[SOURCE EXCERPT]:
Big speech data analytics for contact centers
BISON
European Horizon 2020 project No. 645323
Description and terms and conditions of use of BISON simulated contact center data
The BISON project has been funded by the EC Horizon 2020 Framework Programme and aims at bringing significant innovations in speech data mining for contact centers (CC). Please see project web-page http://bison-project.eu for more information about BISON.
The data is one of the crucial resources for the innovations planned in the BISON project. At the same time it is one of the main assets in order to perform big data speech analytics and one of the main goals within this project. In BISON, we have to take into account that we are operating in a commercial environment, with data from customers that holds both significant commercial value and severe legal limitations and usage restrictions.

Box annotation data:

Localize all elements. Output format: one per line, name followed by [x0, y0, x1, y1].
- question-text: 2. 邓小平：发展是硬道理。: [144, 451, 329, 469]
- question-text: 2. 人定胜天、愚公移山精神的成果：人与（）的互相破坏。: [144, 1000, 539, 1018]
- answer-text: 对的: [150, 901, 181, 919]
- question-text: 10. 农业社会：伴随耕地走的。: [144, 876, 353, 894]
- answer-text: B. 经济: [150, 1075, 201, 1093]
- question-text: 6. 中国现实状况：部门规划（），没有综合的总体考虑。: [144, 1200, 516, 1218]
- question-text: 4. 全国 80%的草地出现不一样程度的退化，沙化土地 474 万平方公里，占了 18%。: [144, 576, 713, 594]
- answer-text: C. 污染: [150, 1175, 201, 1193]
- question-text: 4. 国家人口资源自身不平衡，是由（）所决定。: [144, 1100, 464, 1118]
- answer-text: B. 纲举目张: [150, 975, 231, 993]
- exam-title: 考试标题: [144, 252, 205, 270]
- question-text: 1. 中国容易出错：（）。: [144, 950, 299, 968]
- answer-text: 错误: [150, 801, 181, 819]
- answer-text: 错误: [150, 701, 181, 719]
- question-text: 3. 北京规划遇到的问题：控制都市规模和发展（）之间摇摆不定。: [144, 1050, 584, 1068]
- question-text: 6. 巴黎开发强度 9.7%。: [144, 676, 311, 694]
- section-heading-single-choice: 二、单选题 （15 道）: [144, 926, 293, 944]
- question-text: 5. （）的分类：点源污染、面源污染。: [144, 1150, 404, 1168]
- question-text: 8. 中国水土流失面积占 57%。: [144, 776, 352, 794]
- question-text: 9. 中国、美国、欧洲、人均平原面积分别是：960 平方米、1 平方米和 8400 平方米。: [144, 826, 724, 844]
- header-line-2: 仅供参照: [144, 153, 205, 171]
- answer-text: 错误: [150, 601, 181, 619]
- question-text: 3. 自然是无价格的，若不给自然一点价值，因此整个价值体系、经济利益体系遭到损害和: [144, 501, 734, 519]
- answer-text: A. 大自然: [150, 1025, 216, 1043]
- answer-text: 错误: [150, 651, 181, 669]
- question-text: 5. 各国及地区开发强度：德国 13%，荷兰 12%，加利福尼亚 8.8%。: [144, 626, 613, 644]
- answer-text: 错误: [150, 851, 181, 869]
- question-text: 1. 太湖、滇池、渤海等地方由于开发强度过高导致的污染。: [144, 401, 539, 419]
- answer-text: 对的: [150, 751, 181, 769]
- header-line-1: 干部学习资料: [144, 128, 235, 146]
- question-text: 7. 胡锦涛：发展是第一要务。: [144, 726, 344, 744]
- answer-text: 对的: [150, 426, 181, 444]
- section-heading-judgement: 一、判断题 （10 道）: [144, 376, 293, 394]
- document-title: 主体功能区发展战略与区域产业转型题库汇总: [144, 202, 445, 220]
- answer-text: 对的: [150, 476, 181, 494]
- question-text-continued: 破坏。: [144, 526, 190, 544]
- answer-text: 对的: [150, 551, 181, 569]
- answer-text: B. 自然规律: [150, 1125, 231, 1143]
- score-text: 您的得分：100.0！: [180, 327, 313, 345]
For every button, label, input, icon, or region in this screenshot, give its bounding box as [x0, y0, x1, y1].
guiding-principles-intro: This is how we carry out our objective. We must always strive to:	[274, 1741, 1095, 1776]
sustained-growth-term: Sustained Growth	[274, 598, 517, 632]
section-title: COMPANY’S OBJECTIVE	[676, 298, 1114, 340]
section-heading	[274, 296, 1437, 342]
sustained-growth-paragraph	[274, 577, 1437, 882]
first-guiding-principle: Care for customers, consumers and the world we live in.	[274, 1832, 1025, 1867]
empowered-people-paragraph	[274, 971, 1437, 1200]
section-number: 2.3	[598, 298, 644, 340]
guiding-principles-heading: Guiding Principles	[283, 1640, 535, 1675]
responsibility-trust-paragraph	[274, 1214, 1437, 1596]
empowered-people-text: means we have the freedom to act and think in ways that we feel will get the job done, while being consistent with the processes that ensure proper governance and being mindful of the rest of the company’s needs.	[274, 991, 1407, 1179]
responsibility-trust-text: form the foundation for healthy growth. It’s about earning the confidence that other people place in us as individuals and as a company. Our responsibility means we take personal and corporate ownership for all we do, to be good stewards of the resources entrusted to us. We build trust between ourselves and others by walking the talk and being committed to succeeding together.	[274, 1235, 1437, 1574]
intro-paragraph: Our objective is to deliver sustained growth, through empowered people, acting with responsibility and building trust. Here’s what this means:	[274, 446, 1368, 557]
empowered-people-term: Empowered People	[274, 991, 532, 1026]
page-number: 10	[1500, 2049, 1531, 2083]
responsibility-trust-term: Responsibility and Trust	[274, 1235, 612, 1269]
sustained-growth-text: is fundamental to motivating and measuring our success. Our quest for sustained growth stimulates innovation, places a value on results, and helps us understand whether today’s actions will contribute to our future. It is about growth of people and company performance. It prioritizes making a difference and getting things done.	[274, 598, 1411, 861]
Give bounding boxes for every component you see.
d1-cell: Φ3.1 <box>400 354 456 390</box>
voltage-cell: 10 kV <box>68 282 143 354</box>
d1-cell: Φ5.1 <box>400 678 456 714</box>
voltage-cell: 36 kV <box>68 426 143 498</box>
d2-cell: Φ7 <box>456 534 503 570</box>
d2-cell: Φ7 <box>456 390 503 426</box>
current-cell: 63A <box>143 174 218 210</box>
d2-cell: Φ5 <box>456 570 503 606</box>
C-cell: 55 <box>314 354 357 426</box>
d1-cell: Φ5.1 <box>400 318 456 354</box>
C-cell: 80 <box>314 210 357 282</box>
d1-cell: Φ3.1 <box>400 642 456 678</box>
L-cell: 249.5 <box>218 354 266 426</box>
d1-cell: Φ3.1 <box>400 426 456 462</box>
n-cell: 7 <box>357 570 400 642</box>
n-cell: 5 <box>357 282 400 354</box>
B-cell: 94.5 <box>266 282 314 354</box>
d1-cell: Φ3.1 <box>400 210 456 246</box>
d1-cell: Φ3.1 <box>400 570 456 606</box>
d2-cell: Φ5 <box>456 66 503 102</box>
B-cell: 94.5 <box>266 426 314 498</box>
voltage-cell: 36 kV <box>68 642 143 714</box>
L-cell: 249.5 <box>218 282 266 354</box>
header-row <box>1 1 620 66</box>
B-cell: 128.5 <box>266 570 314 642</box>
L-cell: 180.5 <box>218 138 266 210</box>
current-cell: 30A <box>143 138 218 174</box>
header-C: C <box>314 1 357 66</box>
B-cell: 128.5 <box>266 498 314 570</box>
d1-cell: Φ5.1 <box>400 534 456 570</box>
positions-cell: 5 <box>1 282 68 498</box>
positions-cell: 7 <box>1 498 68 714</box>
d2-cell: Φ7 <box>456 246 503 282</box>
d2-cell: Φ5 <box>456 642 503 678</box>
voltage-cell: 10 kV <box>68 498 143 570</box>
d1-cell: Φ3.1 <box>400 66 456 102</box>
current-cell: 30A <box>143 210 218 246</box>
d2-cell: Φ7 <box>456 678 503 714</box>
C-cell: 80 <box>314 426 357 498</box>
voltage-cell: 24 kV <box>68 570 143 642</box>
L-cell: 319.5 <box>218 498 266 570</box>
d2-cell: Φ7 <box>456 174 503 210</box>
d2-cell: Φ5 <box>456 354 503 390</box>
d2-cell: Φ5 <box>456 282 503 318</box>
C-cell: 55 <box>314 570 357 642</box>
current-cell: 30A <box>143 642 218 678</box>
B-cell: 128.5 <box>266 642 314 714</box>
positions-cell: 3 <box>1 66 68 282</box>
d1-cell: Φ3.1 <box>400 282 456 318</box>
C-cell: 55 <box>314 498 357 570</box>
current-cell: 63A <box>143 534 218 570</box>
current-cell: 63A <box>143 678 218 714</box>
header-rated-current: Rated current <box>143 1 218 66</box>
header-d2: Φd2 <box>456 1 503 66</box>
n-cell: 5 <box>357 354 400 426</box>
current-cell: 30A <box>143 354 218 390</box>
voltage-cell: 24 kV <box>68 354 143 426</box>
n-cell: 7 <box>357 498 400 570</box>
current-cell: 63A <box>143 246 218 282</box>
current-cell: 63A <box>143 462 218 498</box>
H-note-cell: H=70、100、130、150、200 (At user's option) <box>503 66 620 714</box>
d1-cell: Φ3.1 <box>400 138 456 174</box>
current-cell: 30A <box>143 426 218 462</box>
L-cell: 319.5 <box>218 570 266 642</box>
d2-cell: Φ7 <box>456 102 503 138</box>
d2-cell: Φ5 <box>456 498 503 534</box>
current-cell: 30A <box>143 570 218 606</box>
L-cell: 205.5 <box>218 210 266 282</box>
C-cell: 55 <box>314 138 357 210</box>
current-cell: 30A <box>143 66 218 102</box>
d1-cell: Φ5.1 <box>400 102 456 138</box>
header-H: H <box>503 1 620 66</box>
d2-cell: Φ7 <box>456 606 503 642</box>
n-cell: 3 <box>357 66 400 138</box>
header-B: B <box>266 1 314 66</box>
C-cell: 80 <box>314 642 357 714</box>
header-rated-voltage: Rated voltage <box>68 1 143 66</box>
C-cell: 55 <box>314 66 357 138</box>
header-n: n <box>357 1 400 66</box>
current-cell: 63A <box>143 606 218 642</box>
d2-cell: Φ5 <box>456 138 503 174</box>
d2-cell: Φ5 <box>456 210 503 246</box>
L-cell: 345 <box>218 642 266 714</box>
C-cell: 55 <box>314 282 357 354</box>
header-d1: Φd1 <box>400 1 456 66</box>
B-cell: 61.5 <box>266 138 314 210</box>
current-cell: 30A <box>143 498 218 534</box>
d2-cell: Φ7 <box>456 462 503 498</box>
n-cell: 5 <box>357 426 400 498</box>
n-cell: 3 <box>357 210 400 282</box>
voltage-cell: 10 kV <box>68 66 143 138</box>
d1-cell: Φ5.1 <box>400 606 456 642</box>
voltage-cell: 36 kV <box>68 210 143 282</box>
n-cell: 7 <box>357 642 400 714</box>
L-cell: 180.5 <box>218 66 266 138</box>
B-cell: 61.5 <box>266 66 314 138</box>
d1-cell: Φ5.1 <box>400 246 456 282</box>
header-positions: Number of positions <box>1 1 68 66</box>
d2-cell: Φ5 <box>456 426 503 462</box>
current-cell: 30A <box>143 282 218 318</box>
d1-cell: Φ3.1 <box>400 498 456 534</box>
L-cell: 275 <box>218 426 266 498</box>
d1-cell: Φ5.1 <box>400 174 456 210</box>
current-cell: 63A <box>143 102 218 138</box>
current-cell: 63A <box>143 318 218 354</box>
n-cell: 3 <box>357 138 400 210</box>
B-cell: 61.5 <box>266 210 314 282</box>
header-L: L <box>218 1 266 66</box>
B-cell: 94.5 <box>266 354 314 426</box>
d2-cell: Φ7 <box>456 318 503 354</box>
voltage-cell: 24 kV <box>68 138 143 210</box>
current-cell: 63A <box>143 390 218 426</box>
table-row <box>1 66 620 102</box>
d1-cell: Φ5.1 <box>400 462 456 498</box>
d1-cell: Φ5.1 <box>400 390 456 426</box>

[WORK TO BE COMPLETED]: Continue the text on the terms of use for the BISON simulated contact center data from its last sentence. The records are not needed for this work.

[RESULT]:
As the CC data is very sensitive and the BISON consortium needed data for public demonstration and dissemination activities, we have collected a limited amount of simulated CC data including no true personal information. This data is comm only called “fake data”. This document accompanies the public release of this data and contains its technical description and terms of use.
The four most relevant languages for CC partners - Czech, English, French and Spanish - were chosen, and CC partners EBOS, ComData and Telefonica Móviles prepared fake campaigns and recruited speakers (among their employees) that performed the calls. The collection procedure is followed several prepared scripts resembling real calls as much close as possible to the business use cases in BISON.
As the whole BISON project, BISON simulated CC recording followed strictly the compliance with applicable law.
The CC clients are played by known people that sign the informed consent form allowing the intended use of the speech data: “Recorded data will be used for the purposes of the BISON project and will contribute to the provision of better services to CC customers. The recordings may be used for both academic and commercial research and development, and may be made publicly available on the Internet in order to support international R&D community in the area of speech data mining.”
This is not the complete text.